### DIRECTIVE
Collect every line that includes the string "controlled".

### DATASET ENTRIES
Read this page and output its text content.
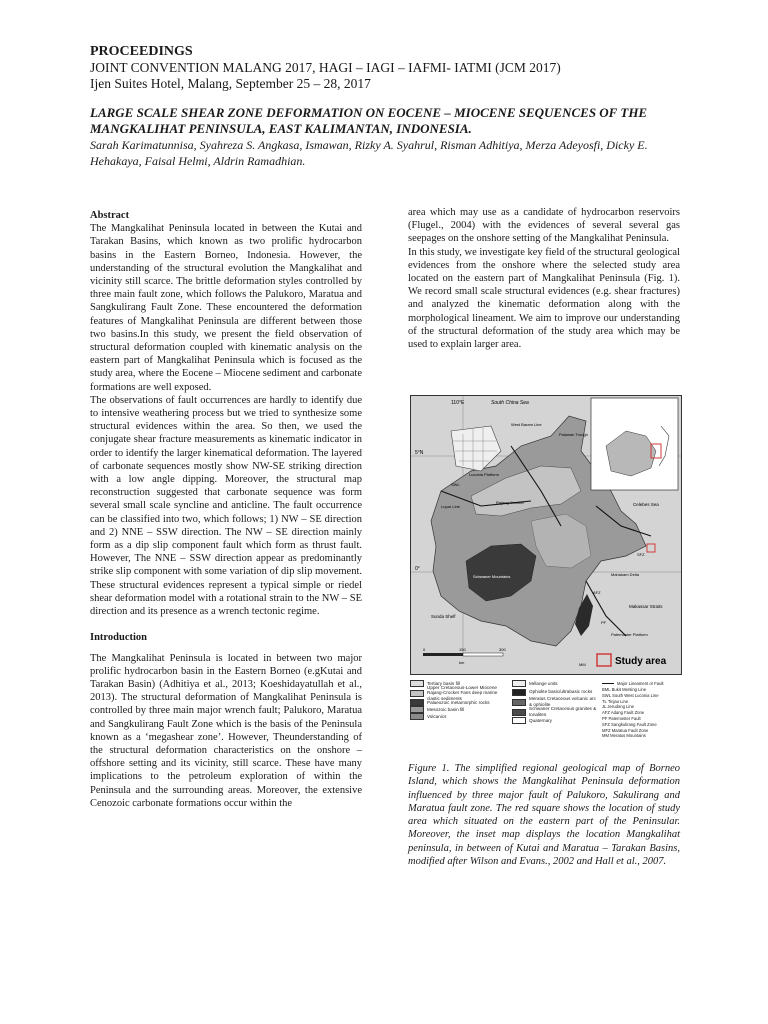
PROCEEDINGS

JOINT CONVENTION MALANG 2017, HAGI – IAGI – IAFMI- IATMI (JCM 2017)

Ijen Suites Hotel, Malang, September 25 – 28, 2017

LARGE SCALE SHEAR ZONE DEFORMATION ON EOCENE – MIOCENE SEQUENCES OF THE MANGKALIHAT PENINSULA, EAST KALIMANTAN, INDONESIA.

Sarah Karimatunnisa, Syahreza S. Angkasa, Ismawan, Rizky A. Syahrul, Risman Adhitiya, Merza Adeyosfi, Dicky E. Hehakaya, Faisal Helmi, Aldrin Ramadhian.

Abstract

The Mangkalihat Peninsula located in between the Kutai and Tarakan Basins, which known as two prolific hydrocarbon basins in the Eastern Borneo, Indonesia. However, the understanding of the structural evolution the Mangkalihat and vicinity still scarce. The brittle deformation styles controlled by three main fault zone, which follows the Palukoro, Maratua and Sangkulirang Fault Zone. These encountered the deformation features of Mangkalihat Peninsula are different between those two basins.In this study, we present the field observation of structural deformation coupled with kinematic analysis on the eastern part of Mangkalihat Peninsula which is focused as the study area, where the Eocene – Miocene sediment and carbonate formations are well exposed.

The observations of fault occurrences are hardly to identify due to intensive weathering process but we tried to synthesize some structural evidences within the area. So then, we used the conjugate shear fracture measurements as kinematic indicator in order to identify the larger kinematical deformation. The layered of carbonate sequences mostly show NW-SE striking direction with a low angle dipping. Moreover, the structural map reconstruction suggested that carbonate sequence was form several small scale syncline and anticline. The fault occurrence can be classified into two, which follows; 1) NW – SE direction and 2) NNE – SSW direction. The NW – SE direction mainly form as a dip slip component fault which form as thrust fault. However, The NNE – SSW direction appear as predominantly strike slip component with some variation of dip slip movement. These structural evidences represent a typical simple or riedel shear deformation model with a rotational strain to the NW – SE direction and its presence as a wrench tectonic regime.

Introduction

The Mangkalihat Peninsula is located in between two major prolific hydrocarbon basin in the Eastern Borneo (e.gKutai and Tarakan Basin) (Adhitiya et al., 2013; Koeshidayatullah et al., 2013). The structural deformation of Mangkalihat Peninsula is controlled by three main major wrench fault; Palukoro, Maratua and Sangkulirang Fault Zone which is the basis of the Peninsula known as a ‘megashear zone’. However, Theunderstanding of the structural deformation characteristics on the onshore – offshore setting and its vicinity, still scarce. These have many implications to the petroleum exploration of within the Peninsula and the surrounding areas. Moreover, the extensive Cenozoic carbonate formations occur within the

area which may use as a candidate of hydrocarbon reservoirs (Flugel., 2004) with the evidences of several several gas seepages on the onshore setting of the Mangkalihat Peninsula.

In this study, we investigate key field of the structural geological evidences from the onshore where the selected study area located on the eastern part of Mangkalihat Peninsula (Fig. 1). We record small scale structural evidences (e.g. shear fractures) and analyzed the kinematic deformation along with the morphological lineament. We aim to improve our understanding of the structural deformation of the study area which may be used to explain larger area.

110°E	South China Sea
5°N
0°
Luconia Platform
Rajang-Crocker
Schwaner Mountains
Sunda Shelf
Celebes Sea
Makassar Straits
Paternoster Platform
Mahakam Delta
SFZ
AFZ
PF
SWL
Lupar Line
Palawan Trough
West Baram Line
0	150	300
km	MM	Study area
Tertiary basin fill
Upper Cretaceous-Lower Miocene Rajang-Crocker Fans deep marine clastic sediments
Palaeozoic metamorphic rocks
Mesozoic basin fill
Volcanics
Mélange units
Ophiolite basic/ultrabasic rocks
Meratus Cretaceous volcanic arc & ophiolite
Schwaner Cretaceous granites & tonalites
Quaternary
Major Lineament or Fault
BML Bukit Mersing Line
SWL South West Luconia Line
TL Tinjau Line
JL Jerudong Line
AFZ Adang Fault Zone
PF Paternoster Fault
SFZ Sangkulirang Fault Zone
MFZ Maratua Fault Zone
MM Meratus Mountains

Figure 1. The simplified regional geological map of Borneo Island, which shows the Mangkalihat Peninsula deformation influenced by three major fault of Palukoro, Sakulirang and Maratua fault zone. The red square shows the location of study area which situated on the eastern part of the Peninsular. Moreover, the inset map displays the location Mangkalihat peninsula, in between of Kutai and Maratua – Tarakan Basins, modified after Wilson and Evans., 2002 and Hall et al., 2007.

* * *

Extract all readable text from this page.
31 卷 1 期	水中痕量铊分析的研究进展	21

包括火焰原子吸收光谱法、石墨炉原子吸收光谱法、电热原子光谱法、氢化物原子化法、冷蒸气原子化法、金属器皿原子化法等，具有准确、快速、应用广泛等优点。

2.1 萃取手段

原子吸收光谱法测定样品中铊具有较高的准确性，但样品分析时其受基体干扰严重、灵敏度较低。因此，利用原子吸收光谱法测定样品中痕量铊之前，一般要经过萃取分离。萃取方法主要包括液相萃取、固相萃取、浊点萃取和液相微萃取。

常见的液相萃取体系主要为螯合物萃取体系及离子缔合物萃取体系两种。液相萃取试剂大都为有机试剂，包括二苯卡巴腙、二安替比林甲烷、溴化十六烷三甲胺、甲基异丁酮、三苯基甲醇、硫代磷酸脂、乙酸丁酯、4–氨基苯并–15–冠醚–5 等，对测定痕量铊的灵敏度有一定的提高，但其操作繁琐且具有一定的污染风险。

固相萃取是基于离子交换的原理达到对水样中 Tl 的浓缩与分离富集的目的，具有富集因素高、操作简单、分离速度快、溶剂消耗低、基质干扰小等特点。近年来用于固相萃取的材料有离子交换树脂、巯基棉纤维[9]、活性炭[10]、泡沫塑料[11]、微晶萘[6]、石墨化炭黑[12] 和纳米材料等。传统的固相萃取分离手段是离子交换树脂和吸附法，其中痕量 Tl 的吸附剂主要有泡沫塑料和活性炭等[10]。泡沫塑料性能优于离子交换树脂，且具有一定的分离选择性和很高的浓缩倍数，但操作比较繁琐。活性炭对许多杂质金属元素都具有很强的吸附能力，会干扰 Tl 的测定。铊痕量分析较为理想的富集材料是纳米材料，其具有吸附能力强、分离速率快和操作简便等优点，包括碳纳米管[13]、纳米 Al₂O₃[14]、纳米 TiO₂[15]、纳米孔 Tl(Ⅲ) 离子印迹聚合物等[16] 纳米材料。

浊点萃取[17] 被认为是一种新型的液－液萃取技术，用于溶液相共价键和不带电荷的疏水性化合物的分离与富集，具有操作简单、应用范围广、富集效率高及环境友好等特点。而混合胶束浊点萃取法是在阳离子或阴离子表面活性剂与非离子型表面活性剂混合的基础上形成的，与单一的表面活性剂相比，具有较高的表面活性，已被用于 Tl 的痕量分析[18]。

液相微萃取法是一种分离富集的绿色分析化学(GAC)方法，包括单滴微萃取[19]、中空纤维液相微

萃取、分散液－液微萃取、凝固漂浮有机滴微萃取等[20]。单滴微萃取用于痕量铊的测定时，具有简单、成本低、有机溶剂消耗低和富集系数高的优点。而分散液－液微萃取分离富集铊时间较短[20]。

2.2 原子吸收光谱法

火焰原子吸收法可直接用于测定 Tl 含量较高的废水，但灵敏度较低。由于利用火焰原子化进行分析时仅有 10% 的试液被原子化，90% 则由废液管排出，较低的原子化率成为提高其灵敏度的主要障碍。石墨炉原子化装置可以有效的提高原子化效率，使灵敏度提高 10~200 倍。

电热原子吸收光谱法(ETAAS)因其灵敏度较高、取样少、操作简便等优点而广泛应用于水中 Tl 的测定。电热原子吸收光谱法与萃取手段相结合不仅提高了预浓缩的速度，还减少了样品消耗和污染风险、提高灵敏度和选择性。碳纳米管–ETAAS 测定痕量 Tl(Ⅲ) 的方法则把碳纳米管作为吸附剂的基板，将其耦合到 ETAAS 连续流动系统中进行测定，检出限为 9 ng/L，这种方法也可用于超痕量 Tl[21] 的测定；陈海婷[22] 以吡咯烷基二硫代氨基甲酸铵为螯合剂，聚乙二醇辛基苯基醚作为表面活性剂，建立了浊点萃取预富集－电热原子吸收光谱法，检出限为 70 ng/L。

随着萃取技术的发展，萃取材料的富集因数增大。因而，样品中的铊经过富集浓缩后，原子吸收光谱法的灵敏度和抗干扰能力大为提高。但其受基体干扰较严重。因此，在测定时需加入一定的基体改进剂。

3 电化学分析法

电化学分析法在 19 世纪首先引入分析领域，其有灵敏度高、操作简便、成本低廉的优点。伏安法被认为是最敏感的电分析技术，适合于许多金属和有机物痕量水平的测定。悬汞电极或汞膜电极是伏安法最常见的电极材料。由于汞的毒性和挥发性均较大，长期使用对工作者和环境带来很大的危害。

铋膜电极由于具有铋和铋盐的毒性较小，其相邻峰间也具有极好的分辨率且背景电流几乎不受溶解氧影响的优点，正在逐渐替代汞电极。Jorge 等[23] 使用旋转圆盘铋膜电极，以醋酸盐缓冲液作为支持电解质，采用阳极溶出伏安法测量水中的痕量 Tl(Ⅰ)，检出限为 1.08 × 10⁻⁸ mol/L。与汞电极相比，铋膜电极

### WRITTEN SOLUTION
The Mangkalihat Peninsula located in between the Kutai and Tarakan Basins, which known as two prolific hydrocarbon basins in the Eastern Borneo, Indonesia. However, the understanding of the structural evolution the Mangkalihat and vicinity still scarce. The brittle deformation styles controlled by three main fault zone, which follows the Palukoro, Maratua and Sangkulirang Fault Zone. These encountered the deformation features of Mangkalihat Peninsula are different between those two basins.In this study, we present the field observation of structural deformation coupled with kinematic analysis on the eastern part of Mangkalihat Peninsula which is focused as the study area, where the Eocene – Miocene sediment and carbonate formations are well exposed.
The Mangkalihat Peninsula is located in between two major prolific hydrocarbon basin in the Eastern Borneo (e.gKutai and Tarakan Basin) (Adhitiya et al., 2013; Koeshidayatullah et al., 2013). The structural deformation of Mangkalihat Peninsula is controlled by three main major wrench fault; Palukoro, Maratua and Sangkulirang Fault Zone which is the basis of the Peninsula known as a ‘megashear zone’. However, Theunderstanding of the structural deformation characteristics on the onshore – offshore setting and its vicinity, still scarce. These have many implications to the petroleum exploration of within the Peninsula and the surrounding areas. Moreover, the extensive Cenozoic carbonate formations occur within the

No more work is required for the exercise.